> [WHAT YOU NEED TO DO]: Format each line of the material below as an entry in a numbered list, skipping blank lines and omitting the pictures.

-------- EXERCISE MATERIAL --------

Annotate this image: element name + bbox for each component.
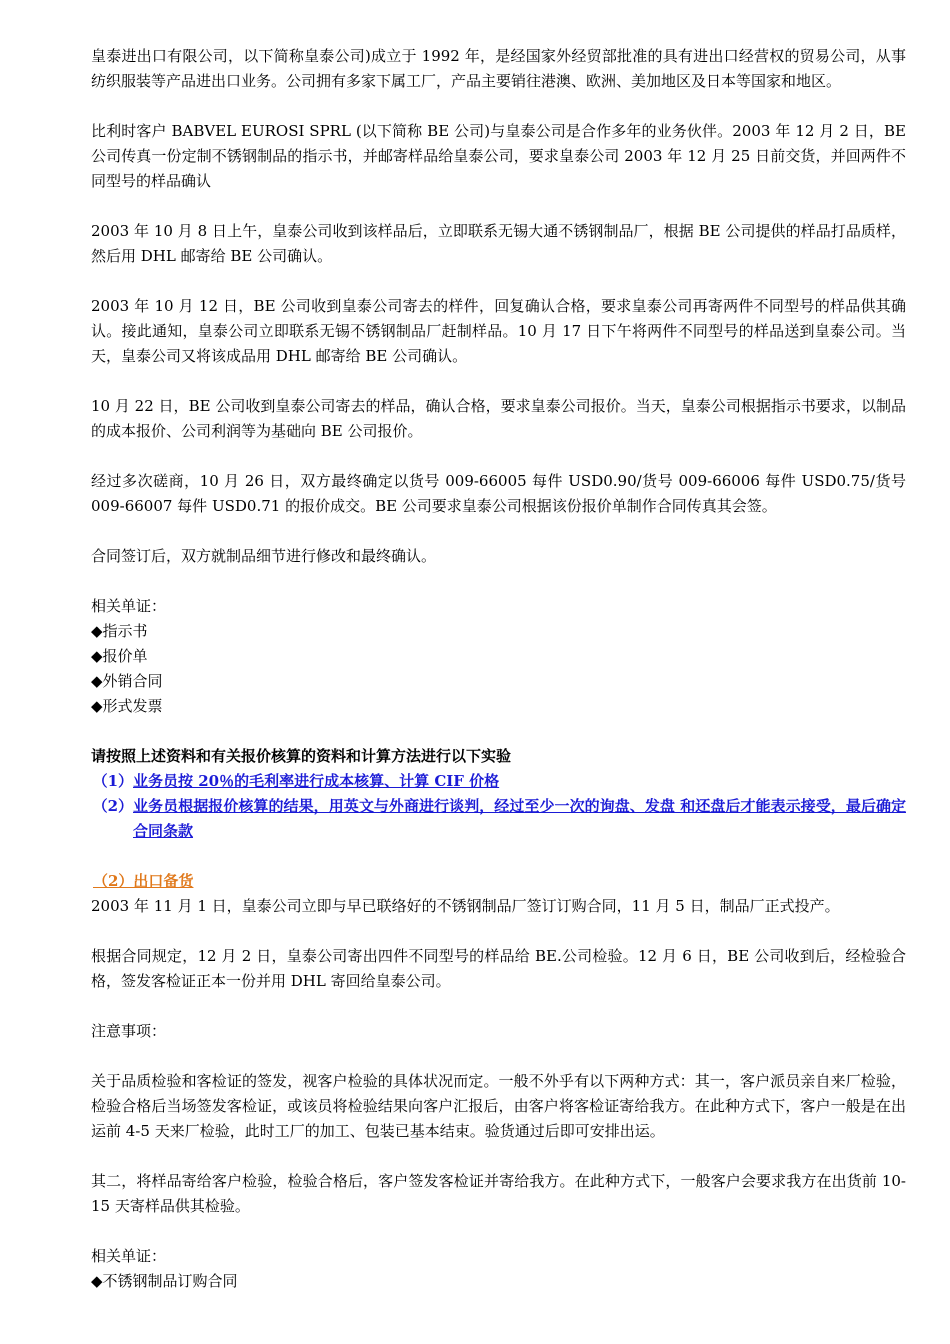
- sample-paragraph: 2003 年 10 月 8 日上午，皇泰公司收到该样品后，立即联系无锡大通不锈钢制品厂，根据 BE 公司提供的样品打品质样，然后用 DHL 邮寄给 BE 公司确认。: [91, 222, 906, 265]
- inspection-method-1-paragraph: 关于品质检验和客检证的签发，视客户检验的具体状况而定。一般不外乎有以下两种方式：其一，客户派员亲自来厂检验，检验合格后当场签发客检证，或该员将检验结果向客户汇报后，由客户将客检证寄给我方。在此种方式下，客户一般是在出运前 4-5 天来厂检验，此时工厂的加工、包装已基本结束。验货通过后即可安排出运。: [91, 1072, 906, 1140]
- quotation-paragraph: 10 月 22 日，BE 公司收到皇泰公司寄去的样品，确认合格，要求皇泰公司报价。当天，皇泰公司根据指示书要求，以制品的成本报价、公司利润等为基础向 BE 公司报价。: [91, 397, 906, 440]
- list-item: ◆不锈钢制品订购合同: [91, 1272, 238, 1290]
- inspection-method-2-paragraph: 其二，将样品寄给客户检验，检验合格后，客户签发客检证并寄给我方。在此种方式下，一般客户会要求我方在出货前 10-15 天寄样品供其检验。: [91, 1172, 906, 1215]
- task-1[interactable]: [91, 769, 906, 794]
- list-item: ◆报价单: [91, 647, 148, 665]
- client-paragraph: 比利时客户 BABVEL EUROSI SPRL (以下简称 BE 公司)与皇泰公司是合作多年的业务伙伴。2003 年 12 月 2 日，BE 公司传真一份定制不锈钢制品的指示书，并邮寄样品给皇泰公司，要求皇泰公司 2003 年 12 月 25 日前交货，并回两件不同型号的样品确认: [91, 122, 906, 190]
- document-page: [91, 44, 906, 1294]
- negotiation-paragraph: 经过多次磋商，10 月 26 日，双方最终确定以货号 009-66005 每件 USD0.90/货号 009-66006 每件 USD0.75/货号 009-66007 每件 USD0.71 的报价成交。BE 公司要求皇泰公司根据该份报价单制作合同传真其会签。: [91, 472, 906, 515]
- related-documents-title: 相关单证：: [91, 1247, 167, 1265]
- notice-title: 注意事项：: [91, 1022, 167, 1040]
- production-paragraph: 2003 年 11 月 1 日，皇泰公司立即与早已联络好的不锈钢制品厂签订订购合同，11 月 5 日，制品厂正式投产。: [91, 897, 840, 915]
- list-item: ◆指示书: [91, 622, 148, 640]
- intro-paragraph: 皇泰进出口有限公司，以下简称皇泰公司)成立于 1992 年，是经国家外经贸部批准的具有进出口经营权的贸易公司，从事纺织服装等产品进出口业务。公司拥有多家下属工厂，产品主要销往港澳、欧洲、美加地区及日本等国家和地区。: [91, 47, 906, 90]
- contract-paragraph: 合同签订后，双方就制品细节进行修改和最终确认。: [91, 547, 437, 565]
- confirmation-paragraph: 2003 年 10 月 12 日，BE 公司收到皇泰公司寄去的样件，回复确认合格，要求皇泰公司再寄两件不同型号的样品供其确认。接此通知，皇泰公司立即联系无锡不锈钢制品厂赶制样品。10 月 17 日下午将两件不同型号的样品送到皇泰公司。当天，皇泰公司又将该成品用 DHL 邮寄给 BE 公司确认。: [91, 297, 906, 365]
- section-export-preparation-title[interactable]: [91, 869, 906, 894]
- related-documents-list-2: [91, 1244, 906, 1294]
- experiment-heading: 请按照上述资料和有关报价核算的资料和计算方法进行以下实验: [91, 747, 512, 765]
- related-documents-title: 相关单证：: [91, 597, 167, 615]
- task-1-link[interactable]: 业务员按 20％的毛利率进行成本核算、计算 CIF 价格: [133, 772, 500, 790]
- task-2-link[interactable]: 业务员根据报价核算的结果，用英文与外商进行谈判，经过至少一次的询盘、发盘 和还盘后才能表示接受，最后确定合同条款: [133, 797, 906, 840]
- task-2[interactable]: [91, 794, 906, 844]
- related-documents-list: [91, 594, 906, 719]
- section-title-link[interactable]: （2）出口备货: [93, 872, 194, 890]
- inspection-paragraph: 根据合同规定，12 月 2 日，皇泰公司寄出四件不同型号的样品给 BE.公司检验。12 月 6 日，BE 公司收到后，经检验合格，签发客检证正本一份并用 DHL 寄回给皇泰公司。: [91, 947, 906, 990]
- task-2-number: （2）: [92, 797, 133, 815]
- list-item: ◆形式发票: [91, 697, 163, 715]
- experiment-section: [91, 744, 906, 844]
- task-1-number: （1）: [92, 772, 133, 790]
- list-item: ◆外销合同: [91, 672, 163, 690]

--------

> [SOLVED EXERCISE]:
1. Annotate this image: element name + bbox for each component.
2. - sample-paragraph: 2003 年 10 月 8 日上午，皇泰公司收到该样品后，立即联系无锡大通不锈钢制品厂，根据 BE 公司提供的样品打品质样，然后用 DHL 邮寄给 BE 公司确认。: [91, 222, 906, 265]
3. - inspection-method-1-paragraph: 关于品质检验和客检证的签发，视客户检验的具体状况而定。一般不外乎有以下两种方式：其一，客户派员亲自来厂检验，检验合格后当场签发客检证，或该员将检验结果向客户汇报后，由客户将客检证寄给我方。在此种方式下，客户一般是在出运前 4-5 天来厂检验，此时工厂的加工、包装已基本结束。验货通过后即可安排出运。: [91, 1072, 906, 1140]
4. - quotation-paragraph: 10 月 22 日，BE 公司收到皇泰公司寄去的样品，确认合格，要求皇泰公司报价。当天，皇泰公司根据指示书要求，以制品的成本报价、公司利润等为基础向 BE 公司报价。: [91, 397, 906, 440]
5. - list-item: ◆不锈钢制品订购合同: [91, 1272, 238, 1290]
6. - inspection-method-2-paragraph: 其二，将样品寄给客户检验，检验合格后，客户签发客检证并寄给我方。在此种方式下，一般客户会要求我方在出货前 10-15 天寄样品供其检验。: [91, 1172, 906, 1215]
7. - task-1[interactable]: [91, 769, 906, 794]
8. - list-item: ◆报价单: [91, 647, 148, 665]
9. - client-paragraph: 比利时客户 BABVEL EUROSI SPRL (以下简称 BE 公司)与皇泰公司是合作多年的业务伙伴。2003 年 12 月 2 日，BE 公司传真一份定制不锈钢制品的指示书，并邮寄样品给皇泰公司，要求皇泰公司 2003 年 12 月 25 日前交货，并回两件不同型号的样品确认: [91, 122, 906, 190]
10. - document-page: [91, 44, 906, 1294]
11. - negotiation-paragraph: 经过多次磋商，10 月 26 日，双方最终确定以货号 009-66005 每件 USD0.90/货号 009-66006 每件 USD0.75/货号 009-66007 每件 USD0.71 的报价成交。BE 公司要求皇泰公司根据该份报价单制作合同传真其会签。: [91, 472, 906, 515]
12. - related-documents-title: 相关单证：: [91, 1247, 167, 1265]
13. - notice-title: 注意事项：: [91, 1022, 167, 1040]
14. - production-paragraph: 2003 年 11 月 1 日，皇泰公司立即与早已联络好的不锈钢制品厂签订订购合同，11 月 5 日，制品厂正式投产。: [91, 897, 840, 915]
15. - list-item: ◆指示书: [91, 622, 148, 640]
16. - intro-paragraph: 皇泰进出口有限公司，以下简称皇泰公司)成立于 1992 年，是经国家外经贸部批准的具有进出口经营权的贸易公司，从事纺织服装等产品进出口业务。公司拥有多家下属工厂，产品主要销往港澳、欧洲、美加地区及日本等国家和地区。: [91, 47, 906, 90]
17. - contract-paragraph: 合同签订后，双方就制品细节进行修改和最终确认。: [91, 547, 437, 565]
18. - confirmation-paragraph: 2003 年 10 月 12 日，BE 公司收到皇泰公司寄去的样件，回复确认合格，要求皇泰公司再寄两件不同型号的样品供其确认。接此通知，皇泰公司立即联系无锡不锈钢制品厂赶制样品。10 月 17 日下午将两件不同型号的样品送到皇泰公司。当天，皇泰公司又将该成品用 DHL 邮寄给 BE 公司确认。: [91, 297, 906, 365]
19. - section-export-preparation-title[interactable]: [91, 869, 906, 894]
20. - related-documents-list-2: [91, 1244, 906, 1294]
21. - experiment-heading: 请按照上述资料和有关报价核算的资料和计算方法进行以下实验: [91, 747, 512, 765]
22. - related-documents-title: 相关单证：: [91, 597, 167, 615]
23. - task-1-link[interactable]: 业务员按 20％的毛利率进行成本核算、计算 CIF 价格: [133, 772, 500, 790]
24. - task-2-link[interactable]: 业务员根据报价核算的结果，用英文与外商进行谈判，经过至少一次的询盘、发盘 和还盘后才能表示接受，最后确定合同条款: [133, 797, 906, 840]
25. - task-2[interactable]: [91, 794, 906, 844]
26. - related-documents-list: [91, 594, 906, 719]
27. - section-title-link[interactable]: （2）出口备货: [93, 872, 194, 890]
28. - inspection-paragraph: 根据合同规定，12 月 2 日，皇泰公司寄出四件不同型号的样品给 BE.公司检验。12 月 6 日，BE 公司收到后，经检验合格，签发客检证正本一份并用 DHL 寄回给皇泰公司。: [91, 947, 906, 990]
29. - task-2-number: （2）: [92, 797, 133, 815]
30. - list-item: ◆形式发票: [91, 697, 163, 715]
31. - experiment-section: [91, 744, 906, 844]
32. - task-1-number: （1）: [92, 772, 133, 790]
33. - list-item: ◆外销合同: [91, 672, 163, 690]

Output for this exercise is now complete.